Directions: Every entry that follows should be reproduced exactly.

Data for this exercise:
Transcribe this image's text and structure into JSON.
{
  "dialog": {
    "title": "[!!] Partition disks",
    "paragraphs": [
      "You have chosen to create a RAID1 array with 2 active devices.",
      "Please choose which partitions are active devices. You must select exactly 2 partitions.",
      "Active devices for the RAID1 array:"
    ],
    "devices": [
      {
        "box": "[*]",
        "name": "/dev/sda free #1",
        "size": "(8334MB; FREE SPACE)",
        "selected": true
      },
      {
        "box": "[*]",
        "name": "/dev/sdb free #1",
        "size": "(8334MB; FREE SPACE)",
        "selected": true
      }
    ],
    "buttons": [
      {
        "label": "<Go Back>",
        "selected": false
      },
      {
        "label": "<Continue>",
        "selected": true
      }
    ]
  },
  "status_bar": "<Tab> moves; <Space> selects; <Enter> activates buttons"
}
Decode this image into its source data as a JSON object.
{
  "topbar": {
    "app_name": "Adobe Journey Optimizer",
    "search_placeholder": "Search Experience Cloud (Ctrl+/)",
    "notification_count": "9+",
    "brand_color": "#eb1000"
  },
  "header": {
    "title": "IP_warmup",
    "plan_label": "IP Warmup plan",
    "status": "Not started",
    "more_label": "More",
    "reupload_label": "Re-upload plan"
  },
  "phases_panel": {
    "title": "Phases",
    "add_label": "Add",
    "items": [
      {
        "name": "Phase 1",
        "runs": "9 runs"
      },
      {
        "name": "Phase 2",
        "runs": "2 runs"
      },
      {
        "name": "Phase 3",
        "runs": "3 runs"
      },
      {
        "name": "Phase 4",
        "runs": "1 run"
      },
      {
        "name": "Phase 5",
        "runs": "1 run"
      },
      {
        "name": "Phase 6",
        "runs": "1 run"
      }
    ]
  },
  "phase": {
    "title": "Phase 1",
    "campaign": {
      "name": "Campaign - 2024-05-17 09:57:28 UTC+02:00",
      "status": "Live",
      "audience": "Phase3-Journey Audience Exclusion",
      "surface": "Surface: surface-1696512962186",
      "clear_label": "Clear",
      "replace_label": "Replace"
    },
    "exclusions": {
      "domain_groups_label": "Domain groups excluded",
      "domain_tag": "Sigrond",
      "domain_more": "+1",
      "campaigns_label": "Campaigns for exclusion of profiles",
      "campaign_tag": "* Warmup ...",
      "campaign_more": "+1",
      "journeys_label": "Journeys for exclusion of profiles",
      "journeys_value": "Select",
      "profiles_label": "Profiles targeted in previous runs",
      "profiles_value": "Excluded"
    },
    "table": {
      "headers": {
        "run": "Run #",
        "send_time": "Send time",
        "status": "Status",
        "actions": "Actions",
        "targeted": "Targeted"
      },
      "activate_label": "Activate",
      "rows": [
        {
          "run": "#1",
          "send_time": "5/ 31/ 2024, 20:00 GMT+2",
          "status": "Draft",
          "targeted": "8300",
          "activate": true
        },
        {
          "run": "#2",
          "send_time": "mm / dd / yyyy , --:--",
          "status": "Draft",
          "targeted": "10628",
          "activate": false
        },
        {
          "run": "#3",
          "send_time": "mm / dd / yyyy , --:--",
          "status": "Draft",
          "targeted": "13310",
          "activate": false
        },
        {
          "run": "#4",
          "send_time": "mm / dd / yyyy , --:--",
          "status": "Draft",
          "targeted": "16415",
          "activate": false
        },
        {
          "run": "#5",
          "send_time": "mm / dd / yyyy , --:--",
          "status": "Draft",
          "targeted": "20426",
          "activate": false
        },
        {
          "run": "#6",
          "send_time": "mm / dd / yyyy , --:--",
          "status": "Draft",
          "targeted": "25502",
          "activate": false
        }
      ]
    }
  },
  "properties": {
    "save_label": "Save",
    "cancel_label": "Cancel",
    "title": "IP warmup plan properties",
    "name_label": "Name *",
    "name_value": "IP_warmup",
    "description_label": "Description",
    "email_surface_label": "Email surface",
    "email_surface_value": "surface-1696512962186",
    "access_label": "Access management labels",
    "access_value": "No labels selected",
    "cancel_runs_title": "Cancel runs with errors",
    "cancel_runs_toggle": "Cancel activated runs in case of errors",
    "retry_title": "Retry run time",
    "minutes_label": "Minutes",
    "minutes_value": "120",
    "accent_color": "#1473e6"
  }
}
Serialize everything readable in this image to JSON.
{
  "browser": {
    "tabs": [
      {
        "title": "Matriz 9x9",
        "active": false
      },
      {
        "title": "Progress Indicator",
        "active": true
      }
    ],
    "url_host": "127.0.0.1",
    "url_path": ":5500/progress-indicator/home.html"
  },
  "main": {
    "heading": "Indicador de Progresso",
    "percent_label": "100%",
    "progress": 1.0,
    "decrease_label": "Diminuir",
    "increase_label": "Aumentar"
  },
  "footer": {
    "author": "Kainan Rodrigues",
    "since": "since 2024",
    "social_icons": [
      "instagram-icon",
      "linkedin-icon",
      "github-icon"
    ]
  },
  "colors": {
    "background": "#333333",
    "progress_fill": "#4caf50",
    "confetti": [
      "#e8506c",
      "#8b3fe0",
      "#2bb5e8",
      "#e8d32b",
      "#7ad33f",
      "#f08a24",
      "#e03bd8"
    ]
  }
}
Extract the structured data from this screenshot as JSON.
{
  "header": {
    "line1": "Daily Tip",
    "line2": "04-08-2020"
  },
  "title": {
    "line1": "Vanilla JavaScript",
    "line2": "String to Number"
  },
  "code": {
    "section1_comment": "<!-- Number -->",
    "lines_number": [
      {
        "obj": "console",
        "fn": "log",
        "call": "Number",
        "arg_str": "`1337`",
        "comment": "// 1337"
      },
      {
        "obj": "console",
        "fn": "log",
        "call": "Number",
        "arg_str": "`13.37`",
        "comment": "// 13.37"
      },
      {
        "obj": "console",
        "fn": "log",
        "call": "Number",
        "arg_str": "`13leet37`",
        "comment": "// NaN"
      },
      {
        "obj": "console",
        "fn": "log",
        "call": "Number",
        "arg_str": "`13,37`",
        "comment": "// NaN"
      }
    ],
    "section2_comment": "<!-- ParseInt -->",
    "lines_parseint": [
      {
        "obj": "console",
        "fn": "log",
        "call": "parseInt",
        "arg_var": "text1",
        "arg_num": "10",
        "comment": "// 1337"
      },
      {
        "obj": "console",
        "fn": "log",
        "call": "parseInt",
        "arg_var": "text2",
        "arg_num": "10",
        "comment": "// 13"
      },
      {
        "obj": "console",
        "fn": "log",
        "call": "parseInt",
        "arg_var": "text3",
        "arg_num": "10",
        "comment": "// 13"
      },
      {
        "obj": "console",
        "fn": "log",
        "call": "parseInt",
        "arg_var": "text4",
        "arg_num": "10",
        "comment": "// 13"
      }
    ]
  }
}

Answer to this task:
Transcribe this image's text and structure into JSON.
{
  "dialog": {
    "title": "[!!] Partition disks",
    "paragraphs": [
      "You have chosen to create a RAID1 array with 2 active devices.",
      "Please choose which partitions are active devices. You must select exactly 2 partitions.",
      "Active devices for the RAID1 array:"
    ],
    "devices": [
      {
        "box": "[*]",
        "name": "/dev/sda free #1",
        "size": "(8334MB; FREE SPACE)",
        "selected": true
      },
      {
        "box": "[*]",
        "name": "/dev/sdb free #1",
        "size": "(8334MB; FREE SPACE)",
        "selected": true
      }
    ],
    "buttons": [
      {
        "label": "<Go Back>",
        "selected": false
      },
      {
        "label": "<Continue>",
        "selected": true
      }
    ]
  },
  "status_bar": "<Tab> moves; <Space> selects; <Enter> activates buttons"
}
Decode this image into its source data as a JSON object.
{
  "topbar": {
    "app_name": "Adobe Journey Optimizer",
    "search_placeholder": "Search Experience Cloud (Ctrl+/)",
    "notification_count": "9+",
    "brand_color": "#eb1000"
  },
  "header": {
    "title": "IP_warmup",
    "plan_label": "IP Warmup plan",
    "status": "Not started",
    "more_label": "More",
    "reupload_label": "Re-upload plan"
  },
  "phases_panel": {
    "title": "Phases",
    "add_label": "Add",
    "items": [
      {
        "name": "Phase 1",
        "runs": "9 runs"
      },
      {
        "name": "Phase 2",
        "runs": "2 runs"
      },
      {
        "name": "Phase 3",
        "runs": "3 runs"
      },
      {
        "name": "Phase 4",
        "runs": "1 run"
      },
      {
        "name": "Phase 5",
        "runs": "1 run"
      },
      {
        "name": "Phase 6",
        "runs": "1 run"
      }
    ]
  },
  "phase": {
    "title": "Phase 1",
    "campaign": {
      "name": "Campaign - 2024-05-17 09:57:28 UTC+02:00",
      "status": "Live",
      "audience": "Phase3-Journey Audience Exclusion",
      "surface": "Surface: surface-1696512962186",
      "clear_label": "Clear",
      "replace_label": "Replace"
    },
    "exclusions": {
      "domain_groups_label": "Domain groups excluded",
      "domain_tag": "Sigrond",
      "domain_more": "+1",
      "campaigns_label": "Campaigns for exclusion of profiles",
      "campaign_tag": "* Warmup ...",
      "campaign_more": "+1",
      "journeys_label": "Journeys for exclusion of profiles",
      "journeys_value": "Select",
      "profiles_label": "Profiles targeted in previous runs",
      "profiles_value": "Excluded"
    },
    "table": {
      "headers": {
        "run": "Run #",
        "send_time": "Send time",
        "status": "Status",
        "actions": "Actions",
        "targeted": "Targeted"
      },
      "activate_label": "Activate",
      "rows": [
        {
          "run": "#1",
          "send_time": "5/ 31/ 2024, 20:00 GMT+2",
          "status": "Draft",
          "targeted": "8300",
          "activate": true
        },
        {
          "run": "#2",
          "send_time": "mm / dd / yyyy , --:--",
          "status": "Draft",
          "targeted": "10628",
          "activate": false
        },
        {
          "run": "#3",
          "send_time": "mm / dd / yyyy , --:--",
          "status": "Draft",
          "targeted": "13310",
          "activate": false
        },
        {
          "run": "#4",
          "send_time": "mm / dd / yyyy , --:--",
          "status": "Draft",
          "targeted": "16415",
          "activate": false
        },
        {
          "run": "#5",
          "send_time": "mm / dd / yyyy , --:--",
          "status": "Draft",
          "targeted": "20426",
          "activate": false
        },
        {
          "run": "#6",
          "send_time": "mm / dd / yyyy , --:--",
          "status": "Draft",
          "targeted": "25502",
          "activate": false
        }
      ]
    }
  },
  "properties": {
    "save_label": "Save",
    "cancel_label": "Cancel",
    "title": "IP warmup plan properties",
    "name_label": "Name *",
    "name_value": "IP_warmup",
    "description_label": "Description",
    "email_surface_label": "Email surface",
    "email_surface_value": "surface-1696512962186",
    "access_label": "Access management labels",
    "access_value": "No labels selected",
    "cancel_runs_title": "Cancel runs with errors",
    "cancel_runs_toggle": "Cancel activated runs in case of errors",
    "retry_title": "Retry run time",
    "minutes_label": "Minutes",
    "minutes_value": "120",
    "accent_color": "#1473e6"
  }
}
Serialize everything readable in this image to JSON.
{
  "browser": {
    "tabs": [
      {
        "title": "Matriz 9x9",
        "active": false
      },
      {
        "title": "Progress Indicator",
        "active": true
      }
    ],
    "url_host": "127.0.0.1",
    "url_path": ":5500/progress-indicator/home.html"
  },
  "main": {
    "heading": "Indicador de Progresso",
    "percent_label": "100%",
    "progress": 1.0,
    "decrease_label": "Diminuir",
    "increase_label": "Aumentar"
  },
  "footer": {
    "author": "Kainan Rodrigues",
    "since": "since 2024",
    "social_icons": [
      "instagram-icon",
      "linkedin-icon",
      "github-icon"
    ]
  },
  "colors": {
    "background": "#333333",
    "progress_fill": "#4caf50",
    "confetti": [
      "#e8506c",
      "#8b3fe0",
      "#2bb5e8",
      "#e8d32b",
      "#7ad33f",
      "#f08a24",
      "#e03bd8"
    ]
  }
}
Extract the structured data from this screenshot as JSON.
{
  "header": {
    "line1": "Daily Tip",
    "line2": "04-08-2020"
  },
  "title": {
    "line1": "Vanilla JavaScript",
    "line2": "String to Number"
  },
  "code": {
    "section1_comment": "<!-- Number -->",
    "lines_number": [
      {
        "obj": "console",
        "fn": "log",
        "call": "Number",
        "arg_str": "`1337`",
        "comment": "// 1337"
      },
      {
        "obj": "console",
        "fn": "log",
        "call": "Number",
        "arg_str": "`13.37`",
        "comment": "// 13.37"
      },
      {
        "obj": "console",
        "fn": "log",
        "call": "Number",
        "arg_str": "`13leet37`",
        "comment": "// NaN"
      },
      {
        "obj": "console",
        "fn": "log",
        "call": "Number",
        "arg_str": "`13,37`",
        "comment": "// NaN"
      }
    ],
    "section2_comment": "<!-- ParseInt -->",
    "lines_parseint": [
      {
        "obj": "console",
        "fn": "log",
        "call": "parseInt",
        "arg_var": "text1",
        "arg_num": "10",
        "comment": "// 1337"
      },
      {
        "obj": "console",
        "fn": "log",
        "call": "parseInt",
        "arg_var": "text2",
        "arg_num": "10",
        "comment": "// 13"
      },
      {
        "obj": "console",
        "fn": "log",
        "call": "parseInt",
        "arg_var": "text3",
        "arg_num": "10",
        "comment": "// 13"
      },
      {
        "obj": "console",
        "fn": "log",
        "call": "parseInt",
        "arg_var": "text4",
        "arg_num": "10",
        "comment": "// 13"
      }
    ]
  }
}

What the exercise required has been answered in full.